- [Records supplied]:
►

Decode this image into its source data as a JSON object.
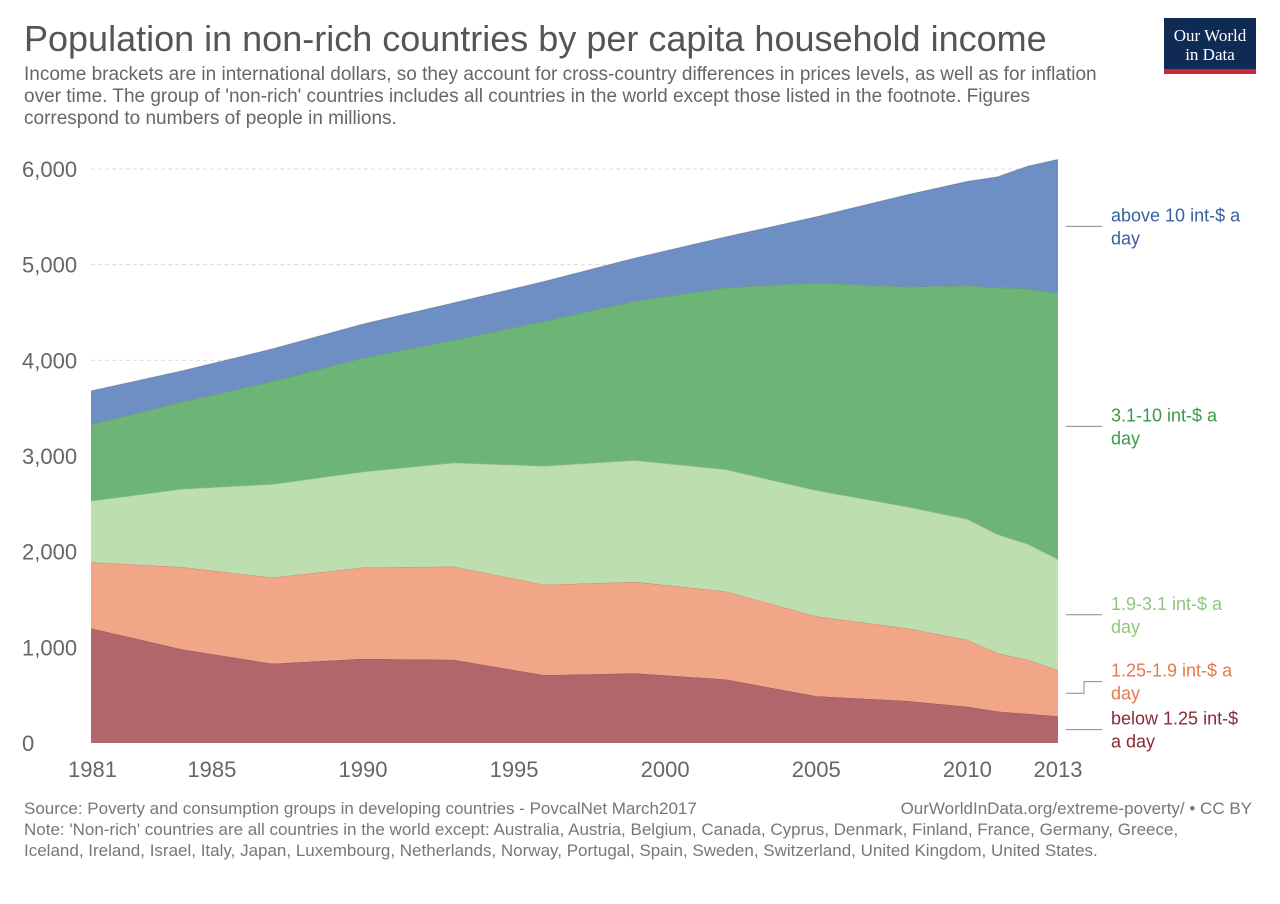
{
  "header": {
    "title": "Population in non-rich countries by per capita household income",
    "subtitle": "Income brackets are in international dollars, so they account for cross-country differences in prices levels, as well as for inflation over time. The group of 'non-rich' countries includes all countries in the world except those listed in the footnote. Figures correspond to numbers of people in millions.",
    "logo_line1": "Our World",
    "logo_line2": "in Data"
  },
  "footer": {
    "source": "Source: Poverty and consumption groups in developing countries - PovcalNet March2017",
    "credit": "OurWorldInData.org/extreme-poverty/ • CC BY",
    "note": "Note: 'Non-rich' countries are all countries in the world except: Australia, Austria, Belgium, Canada, Cyprus, Denmark, Finland, France, Germany, Greece, Iceland, Ireland, Israel, Italy, Japan, Luxembourg, Netherlands, Norway, Portugal, Spain, Sweden, Switzerland, United Kingdom, United States."
  },
  "chart_data": {
    "type": "area",
    "stacked": true,
    "x": [
      1981,
      1984,
      1987,
      1990,
      1993,
      1996,
      1999,
      2002,
      2005,
      2008,
      2010,
      2011,
      2012,
      2013
    ],
    "xticks": [
      1981,
      1985,
      1990,
      1995,
      2000,
      2005,
      2010,
      2013
    ],
    "yticks": [
      0,
      1000,
      2000,
      3000,
      4000,
      5000,
      6000
    ],
    "ytick_labels": [
      "0",
      "1,000",
      "2,000",
      "3,000",
      "4,000",
      "5,000",
      "6,000"
    ],
    "ylim": [
      0,
      6000
    ],
    "xlim": [
      1981,
      2013
    ],
    "grid": "horizontal dashed",
    "legend_placement": "right (inline labels)",
    "series": [
      {
        "name": "below 1.25 int-$ a day",
        "label_lines": [
          "below 1.25 int-$",
          "a day"
        ],
        "color": "#b0666b",
        "text_color": "#8b2a35",
        "values": [
          1200,
          980,
          830,
          880,
          870,
          710,
          730,
          665,
          490,
          440,
          380,
          330,
          305,
          280
        ]
      },
      {
        "name": "1.25-1.9 int-$ a day",
        "label_lines": [
          "1.25-1.9 int-$ a",
          "day"
        ],
        "color": "#f2a688",
        "text_color": "#e37b50",
        "values": [
          690,
          860,
          900,
          955,
          975,
          945,
          955,
          920,
          835,
          760,
          700,
          610,
          565,
          480
        ]
      },
      {
        "name": "1.9-3.1 int-$ a day",
        "label_lines": [
          "1.9-3.1 int-$ a",
          "day"
        ],
        "color": "#bddeae",
        "text_color": "#8fc77e",
        "values": [
          640,
          815,
          975,
          1000,
          1085,
          1240,
          1270,
          1275,
          1315,
          1270,
          1260,
          1240,
          1210,
          1160
        ]
      },
      {
        "name": "3.1-10 int-$ a day",
        "label_lines": [
          "3.1-10 int-$ a",
          "day"
        ],
        "color": "#6db577",
        "text_color": "#3a9a47",
        "values": [
          800,
          910,
          1075,
          1190,
          1280,
          1515,
          1665,
          1900,
          2170,
          2300,
          2440,
          2580,
          2670,
          2780
        ]
      },
      {
        "name": "above 10 int-$ a day",
        "label_lines": [
          "above 10 int-$ a",
          "day"
        ],
        "color": "#6e8fc4",
        "text_color": "#3a5f9e",
        "values": [
          350,
          325,
          340,
          355,
          390,
          415,
          450,
          530,
          690,
          960,
          1090,
          1160,
          1280,
          1400
        ]
      }
    ]
  }
}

◄

Omit the pictures and restate the rest of the records verbatim.

Decode this image into its source data as a JSON object.
{
  "header": {
    "title": "Population in non-rich countries by per capita household income",
    "subtitle": "Income brackets are in international dollars, so they account for cross-country differences in prices levels, as well as for inflation over time. The group of 'non-rich' countries includes all countries in the world except those listed in the footnote. Figures correspond to numbers of people in millions.",
    "logo_line1": "Our World",
    "logo_line2": "in Data"
  },
  "footer": {
    "source": "Source: Poverty and consumption groups in developing countries - PovcalNet March2017",
    "credit": "OurWorldInData.org/extreme-poverty/ • CC BY",
    "note": "Note: 'Non-rich' countries are all countries in the world except: Australia, Austria, Belgium, Canada, Cyprus, Denmark, Finland, France, Germany, Greece, Iceland, Ireland, Israel, Italy, Japan, Luxembourg, Netherlands, Norway, Portugal, Spain, Sweden, Switzerland, United Kingdom, United States."
  },
  "chart_data": {
    "type": "area",
    "stacked": true,
    "x": [
      1981,
      1984,
      1987,
      1990,
      1993,
      1996,
      1999,
      2002,
      2005,
      2008,
      2010,
      2011,
      2012,
      2013
    ],
    "xticks": [
      1981,
      1985,
      1990,
      1995,
      2000,
      2005,
      2010,
      2013
    ],
    "yticks": [
      0,
      1000,
      2000,
      3000,
      4000,
      5000,
      6000
    ],
    "ytick_labels": [
      "0",
      "1,000",
      "2,000",
      "3,000",
      "4,000",
      "5,000",
      "6,000"
    ],
    "ylim": [
      0,
      6000
    ],
    "xlim": [
      1981,
      2013
    ],
    "grid": "horizontal dashed",
    "legend_placement": "right (inline labels)",
    "series": [
      {
        "name": "below 1.25 int-$ a day",
        "label_lines": [
          "below 1.25 int-$",
          "a day"
        ],
        "color": "#b0666b",
        "text_color": "#8b2a35",
        "values": [
          1200,
          980,
          830,
          880,
          870,
          710,
          730,
          665,
          490,
          440,
          380,
          330,
          305,
          280
        ]
      },
      {
        "name": "1.25-1.9 int-$ a day",
        "label_lines": [
          "1.25-1.9 int-$ a",
          "day"
        ],
        "color": "#f2a688",
        "text_color": "#e37b50",
        "values": [
          690,
          860,
          900,
          955,
          975,
          945,
          955,
          920,
          835,
          760,
          700,
          610,
          565,
          480
        ]
      },
      {
        "name": "1.9-3.1 int-$ a day",
        "label_lines": [
          "1.9-3.1 int-$ a",
          "day"
        ],
        "color": "#bddeae",
        "text_color": "#8fc77e",
        "values": [
          640,
          815,
          975,
          1000,
          1085,
          1240,
          1270,
          1275,
          1315,
          1270,
          1260,
          1240,
          1210,
          1160
        ]
      },
      {
        "name": "3.1-10 int-$ a day",
        "label_lines": [
          "3.1-10 int-$ a",
          "day"
        ],
        "color": "#6db577",
        "text_color": "#3a9a47",
        "values": [
          800,
          910,
          1075,
          1190,
          1280,
          1515,
          1665,
          1900,
          2170,
          2300,
          2440,
          2580,
          2670,
          2780
        ]
      },
      {
        "name": "above 10 int-$ a day",
        "label_lines": [
          "above 10 int-$ a",
          "day"
        ],
        "color": "#6e8fc4",
        "text_color": "#3a5f9e",
        "values": [
          350,
          325,
          340,
          355,
          390,
          415,
          450,
          530,
          690,
          960,
          1090,
          1160,
          1280,
          1400
        ]
      }
    ]
  }
}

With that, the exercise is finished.